■ Task statement ■
Gather, from the data below, each line in which the word "топлива" occurs.

[start Available data]

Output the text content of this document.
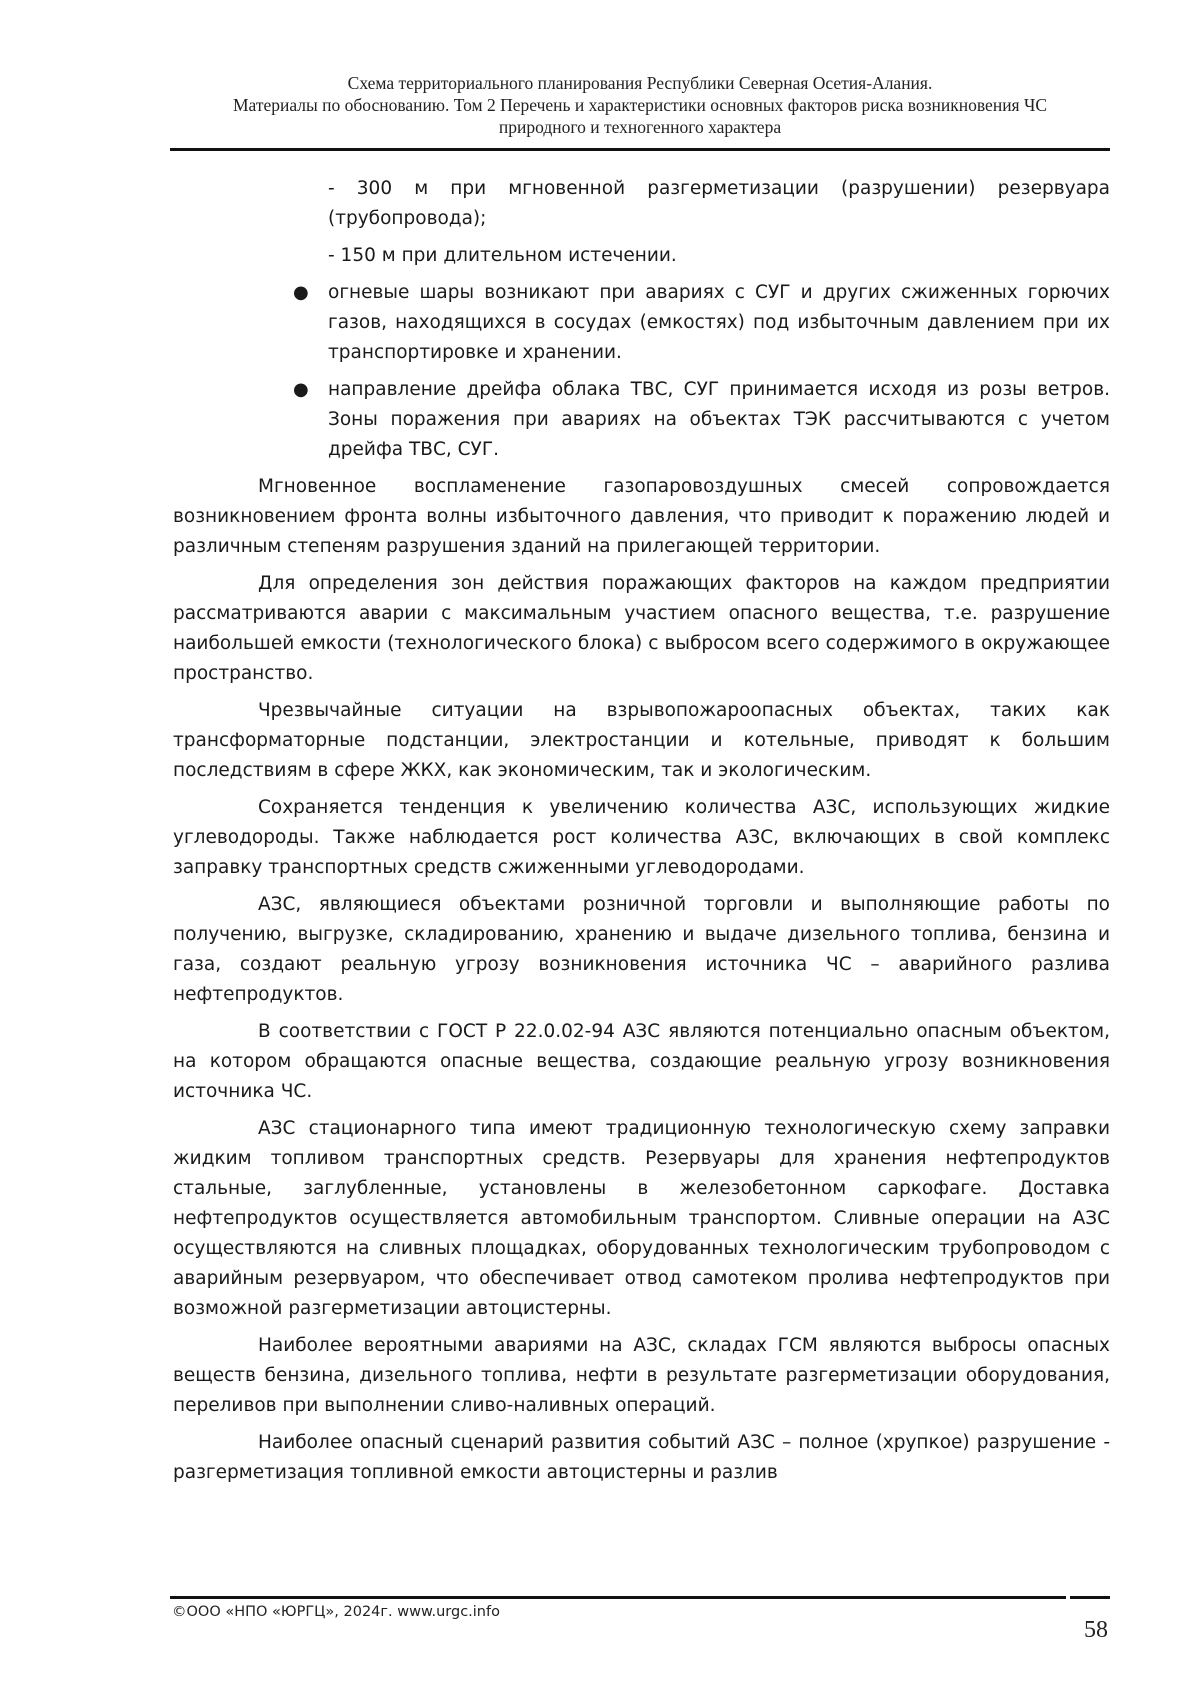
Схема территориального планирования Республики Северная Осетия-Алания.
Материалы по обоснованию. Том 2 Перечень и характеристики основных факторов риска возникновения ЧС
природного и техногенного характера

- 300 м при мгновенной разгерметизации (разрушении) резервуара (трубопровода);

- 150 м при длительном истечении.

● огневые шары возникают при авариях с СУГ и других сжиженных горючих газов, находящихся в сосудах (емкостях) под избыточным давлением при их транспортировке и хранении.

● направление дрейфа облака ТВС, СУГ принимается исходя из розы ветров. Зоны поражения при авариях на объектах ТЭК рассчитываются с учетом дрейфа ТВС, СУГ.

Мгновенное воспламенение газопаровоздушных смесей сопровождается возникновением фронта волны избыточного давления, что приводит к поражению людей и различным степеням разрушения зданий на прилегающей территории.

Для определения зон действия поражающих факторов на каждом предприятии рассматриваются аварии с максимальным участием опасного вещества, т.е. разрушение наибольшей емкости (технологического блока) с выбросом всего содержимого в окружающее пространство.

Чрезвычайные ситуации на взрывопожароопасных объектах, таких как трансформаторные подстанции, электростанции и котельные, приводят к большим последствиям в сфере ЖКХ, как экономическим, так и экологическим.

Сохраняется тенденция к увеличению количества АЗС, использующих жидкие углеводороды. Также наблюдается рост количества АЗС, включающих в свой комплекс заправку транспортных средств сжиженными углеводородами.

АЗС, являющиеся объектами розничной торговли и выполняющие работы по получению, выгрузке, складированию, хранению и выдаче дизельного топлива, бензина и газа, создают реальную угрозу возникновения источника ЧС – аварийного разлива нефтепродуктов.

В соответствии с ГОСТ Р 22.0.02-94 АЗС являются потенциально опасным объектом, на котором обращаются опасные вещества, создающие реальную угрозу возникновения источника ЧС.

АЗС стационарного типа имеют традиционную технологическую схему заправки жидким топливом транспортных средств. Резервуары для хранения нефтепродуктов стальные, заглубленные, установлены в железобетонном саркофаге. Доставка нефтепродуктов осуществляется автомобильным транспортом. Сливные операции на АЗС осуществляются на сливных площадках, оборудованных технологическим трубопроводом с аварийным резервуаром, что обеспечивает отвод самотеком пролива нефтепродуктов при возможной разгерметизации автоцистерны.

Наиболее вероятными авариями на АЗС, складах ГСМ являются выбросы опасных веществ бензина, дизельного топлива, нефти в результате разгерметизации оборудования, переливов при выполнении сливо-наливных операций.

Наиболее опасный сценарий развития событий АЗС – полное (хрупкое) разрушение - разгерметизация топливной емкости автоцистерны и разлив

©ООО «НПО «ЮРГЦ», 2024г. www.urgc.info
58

[end Available data]
[start Available data]

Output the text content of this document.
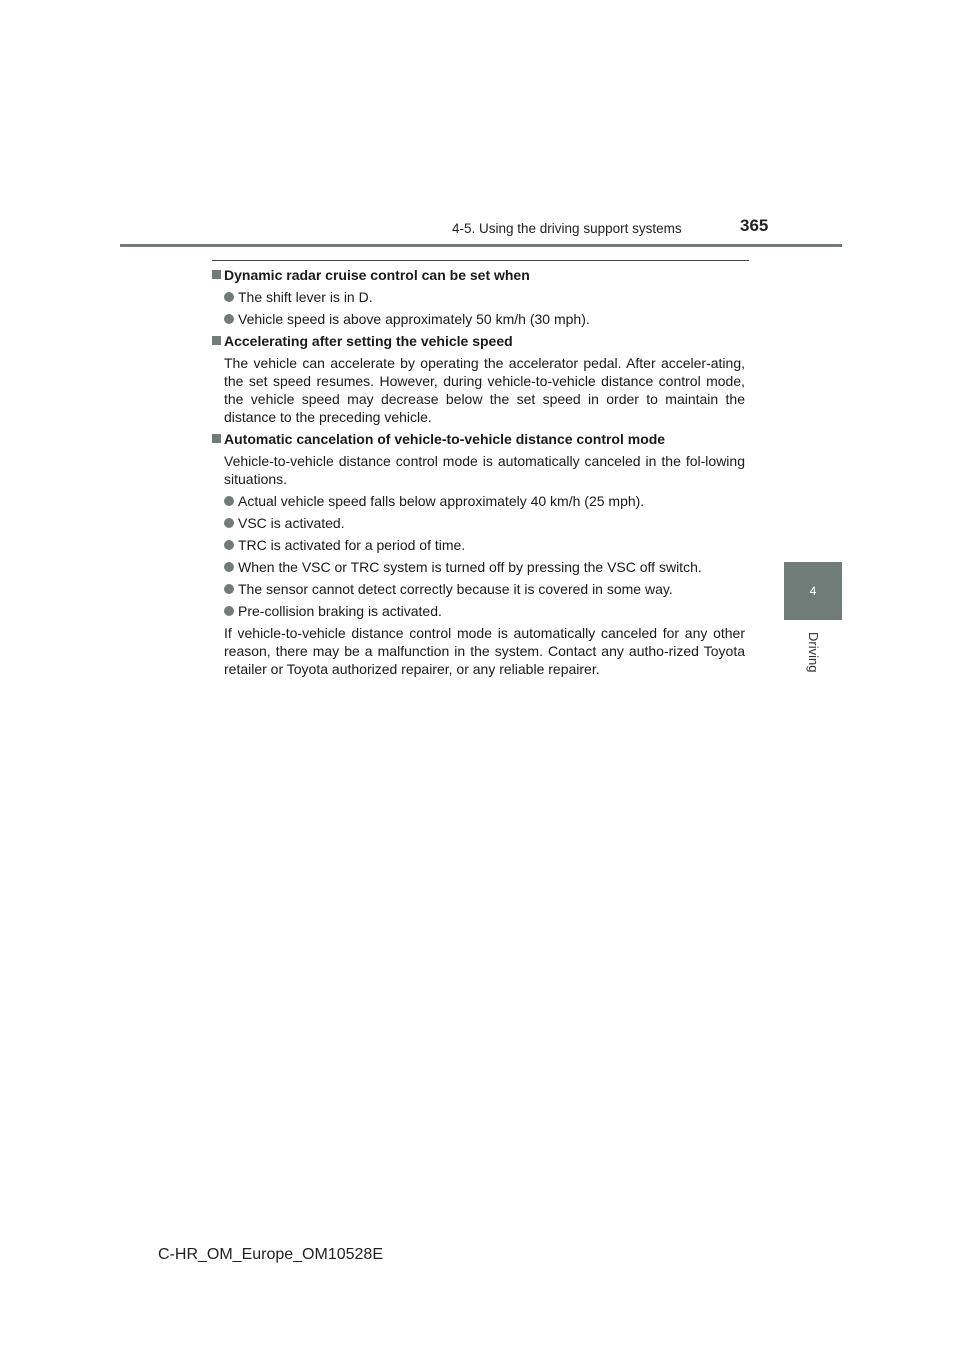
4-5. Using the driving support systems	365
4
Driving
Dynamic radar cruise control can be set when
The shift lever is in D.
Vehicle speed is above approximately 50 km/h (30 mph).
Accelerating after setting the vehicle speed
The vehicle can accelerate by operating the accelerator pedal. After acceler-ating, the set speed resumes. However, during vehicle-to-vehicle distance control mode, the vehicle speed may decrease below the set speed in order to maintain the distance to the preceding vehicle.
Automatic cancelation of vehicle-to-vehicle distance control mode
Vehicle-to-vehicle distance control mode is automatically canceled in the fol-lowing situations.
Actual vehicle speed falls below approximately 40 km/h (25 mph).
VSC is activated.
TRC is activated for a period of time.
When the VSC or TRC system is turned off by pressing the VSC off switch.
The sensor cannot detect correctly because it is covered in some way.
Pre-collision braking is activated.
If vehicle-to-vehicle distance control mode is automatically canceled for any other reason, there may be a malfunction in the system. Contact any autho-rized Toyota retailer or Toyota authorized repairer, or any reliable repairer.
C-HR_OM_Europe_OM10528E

[end Available data]

■ Response to this task ■
АЗС, являющиеся объектами розничной торговли и выполняющие работы по получению, выгрузке, складированию, хранению и выдаче дизельного топлива, бензина и газа, создают реальную угрозу возникновения источника ЧС – аварийного разлива нефтепродуктов.
Наиболее вероятными авариями на АЗС, складах ГСМ являются выбросы опасных веществ бензина, дизельного топлива, нефти в результате разгерметизации оборудования, переливов при выполнении сливо-наливных операций.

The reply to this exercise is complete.